The data must be returned in full and exactly as given.
### Source material ###
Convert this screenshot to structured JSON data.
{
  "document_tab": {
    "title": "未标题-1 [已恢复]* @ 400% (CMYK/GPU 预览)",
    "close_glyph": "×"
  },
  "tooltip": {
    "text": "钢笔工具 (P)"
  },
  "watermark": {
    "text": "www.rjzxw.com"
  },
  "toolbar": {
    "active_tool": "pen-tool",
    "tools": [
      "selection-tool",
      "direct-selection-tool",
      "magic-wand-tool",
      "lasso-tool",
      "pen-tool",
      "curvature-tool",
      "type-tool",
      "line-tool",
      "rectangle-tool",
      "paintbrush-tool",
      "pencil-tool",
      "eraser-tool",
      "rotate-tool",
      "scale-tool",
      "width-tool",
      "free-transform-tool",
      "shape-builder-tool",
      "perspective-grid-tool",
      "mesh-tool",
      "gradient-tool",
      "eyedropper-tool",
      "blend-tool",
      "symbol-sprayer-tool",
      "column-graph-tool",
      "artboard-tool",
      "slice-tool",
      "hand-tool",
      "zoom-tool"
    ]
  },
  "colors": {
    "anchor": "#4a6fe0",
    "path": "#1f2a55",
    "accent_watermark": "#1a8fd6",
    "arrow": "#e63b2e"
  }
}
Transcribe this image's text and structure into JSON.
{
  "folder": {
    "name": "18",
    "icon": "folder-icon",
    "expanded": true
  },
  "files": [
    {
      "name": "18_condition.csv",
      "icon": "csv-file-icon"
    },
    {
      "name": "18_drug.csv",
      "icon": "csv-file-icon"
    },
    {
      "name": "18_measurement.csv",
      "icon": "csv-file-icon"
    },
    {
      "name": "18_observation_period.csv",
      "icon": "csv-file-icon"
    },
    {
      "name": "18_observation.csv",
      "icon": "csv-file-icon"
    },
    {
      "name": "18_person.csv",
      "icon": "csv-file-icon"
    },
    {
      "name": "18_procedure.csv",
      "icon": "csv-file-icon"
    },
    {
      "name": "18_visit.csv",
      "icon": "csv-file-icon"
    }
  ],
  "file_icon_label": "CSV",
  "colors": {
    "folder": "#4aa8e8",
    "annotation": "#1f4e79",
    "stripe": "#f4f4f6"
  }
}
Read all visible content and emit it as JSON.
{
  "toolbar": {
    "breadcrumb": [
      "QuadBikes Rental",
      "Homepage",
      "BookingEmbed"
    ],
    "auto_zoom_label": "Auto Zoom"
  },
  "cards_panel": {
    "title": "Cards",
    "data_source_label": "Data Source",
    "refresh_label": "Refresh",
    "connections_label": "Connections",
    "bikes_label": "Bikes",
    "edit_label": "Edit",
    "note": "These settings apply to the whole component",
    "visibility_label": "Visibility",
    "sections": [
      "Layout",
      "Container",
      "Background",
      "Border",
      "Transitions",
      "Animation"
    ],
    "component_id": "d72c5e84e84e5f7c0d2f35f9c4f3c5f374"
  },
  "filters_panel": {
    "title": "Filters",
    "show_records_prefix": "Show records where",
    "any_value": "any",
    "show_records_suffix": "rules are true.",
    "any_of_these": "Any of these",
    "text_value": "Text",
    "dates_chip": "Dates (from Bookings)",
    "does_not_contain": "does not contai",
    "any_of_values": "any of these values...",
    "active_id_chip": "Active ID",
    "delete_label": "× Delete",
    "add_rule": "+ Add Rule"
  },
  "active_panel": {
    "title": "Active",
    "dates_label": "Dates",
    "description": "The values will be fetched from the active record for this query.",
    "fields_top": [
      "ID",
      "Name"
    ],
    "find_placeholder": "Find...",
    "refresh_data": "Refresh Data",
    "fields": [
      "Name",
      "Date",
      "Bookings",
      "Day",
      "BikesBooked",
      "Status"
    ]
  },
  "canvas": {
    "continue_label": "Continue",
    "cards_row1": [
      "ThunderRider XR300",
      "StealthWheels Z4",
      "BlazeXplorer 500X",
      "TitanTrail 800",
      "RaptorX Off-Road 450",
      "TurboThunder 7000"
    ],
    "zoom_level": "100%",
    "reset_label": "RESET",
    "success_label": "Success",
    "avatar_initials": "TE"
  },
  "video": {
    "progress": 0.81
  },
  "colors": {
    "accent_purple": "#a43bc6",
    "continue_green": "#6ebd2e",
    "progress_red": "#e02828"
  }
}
###
● **Problem solution**:
Convert this screenshot to structured JSON data.
{
  "document_tab": {
    "title": "未标题-1 [已恢复]* @ 400% (CMYK/GPU 预览)",
    "close_glyph": "×"
  },
  "tooltip": {
    "text": "钢笔工具 (P)"
  },
  "watermark": {
    "text": "www.rjzxw.com"
  },
  "toolbar": {
    "active_tool": "pen-tool",
    "tools": [
      "selection-tool",
      "direct-selection-tool",
      "magic-wand-tool",
      "lasso-tool",
      "pen-tool",
      "curvature-tool",
      "type-tool",
      "line-tool",
      "rectangle-tool",
      "paintbrush-tool",
      "pencil-tool",
      "eraser-tool",
      "rotate-tool",
      "scale-tool",
      "width-tool",
      "free-transform-tool",
      "shape-builder-tool",
      "perspective-grid-tool",
      "mesh-tool",
      "gradient-tool",
      "eyedropper-tool",
      "blend-tool",
      "symbol-sprayer-tool",
      "column-graph-tool",
      "artboard-tool",
      "slice-tool",
      "hand-tool",
      "zoom-tool"
    ]
  },
  "colors": {
    "anchor": "#4a6fe0",
    "path": "#1f2a55",
    "accent_watermark": "#1a8fd6",
    "arrow": "#e63b2e"
  }
}
Transcribe this image's text and structure into JSON.
{
  "folder": {
    "name": "18",
    "icon": "folder-icon",
    "expanded": true
  },
  "files": [
    {
      "name": "18_condition.csv",
      "icon": "csv-file-icon"
    },
    {
      "name": "18_drug.csv",
      "icon": "csv-file-icon"
    },
    {
      "name": "18_measurement.csv",
      "icon": "csv-file-icon"
    },
    {
      "name": "18_observation_period.csv",
      "icon": "csv-file-icon"
    },
    {
      "name": "18_observation.csv",
      "icon": "csv-file-icon"
    },
    {
      "name": "18_person.csv",
      "icon": "csv-file-icon"
    },
    {
      "name": "18_procedure.csv",
      "icon": "csv-file-icon"
    },
    {
      "name": "18_visit.csv",
      "icon": "csv-file-icon"
    }
  ],
  "file_icon_label": "CSV",
  "colors": {
    "folder": "#4aa8e8",
    "annotation": "#1f4e79",
    "stripe": "#f4f4f6"
  }
}
Read all visible content and emit it as JSON.
{
  "toolbar": {
    "breadcrumb": [
      "QuadBikes Rental",
      "Homepage",
      "BookingEmbed"
    ],
    "auto_zoom_label": "Auto Zoom"
  },
  "cards_panel": {
    "title": "Cards",
    "data_source_label": "Data Source",
    "refresh_label": "Refresh",
    "connections_label": "Connections",
    "bikes_label": "Bikes",
    "edit_label": "Edit",
    "note": "These settings apply to the whole component",
    "visibility_label": "Visibility",
    "sections": [
      "Layout",
      "Container",
      "Background",
      "Border",
      "Transitions",
      "Animation"
    ],
    "component_id": "d72c5e84e84e5f7c0d2f35f9c4f3c5f374"
  },
  "filters_panel": {
    "title": "Filters",
    "show_records_prefix": "Show records where",
    "any_value": "any",
    "show_records_suffix": "rules are true.",
    "any_of_these": "Any of these",
    "text_value": "Text",
    "dates_chip": "Dates (from Bookings)",
    "does_not_contain": "does not contai",
    "any_of_values": "any of these values...",
    "active_id_chip": "Active ID",
    "delete_label": "× Delete",
    "add_rule": "+ Add Rule"
  },
  "active_panel": {
    "title": "Active",
    "dates_label": "Dates",
    "description": "The values will be fetched from the active record for this query.",
    "fields_top": [
      "ID",
      "Name"
    ],
    "find_placeholder": "Find...",
    "refresh_data": "Refresh Data",
    "fields": [
      "Name",
      "Date",
      "Bookings",
      "Day",
      "BikesBooked",
      "Status"
    ]
  },
  "canvas": {
    "continue_label": "Continue",
    "cards_row1": [
      "ThunderRider XR300",
      "StealthWheels Z4",
      "BlazeXplorer 500X",
      "TitanTrail 800",
      "RaptorX Off-Road 450",
      "TurboThunder 7000"
    ],
    "zoom_level": "100%",
    "reset_label": "RESET",
    "success_label": "Success",
    "avatar_initials": "TE"
  },
  "video": {
    "progress": 0.81
  },
  "colors": {
    "accent_purple": "#a43bc6",
    "continue_green": "#6ebd2e",
    "progress_red": "#e02828"
  }
}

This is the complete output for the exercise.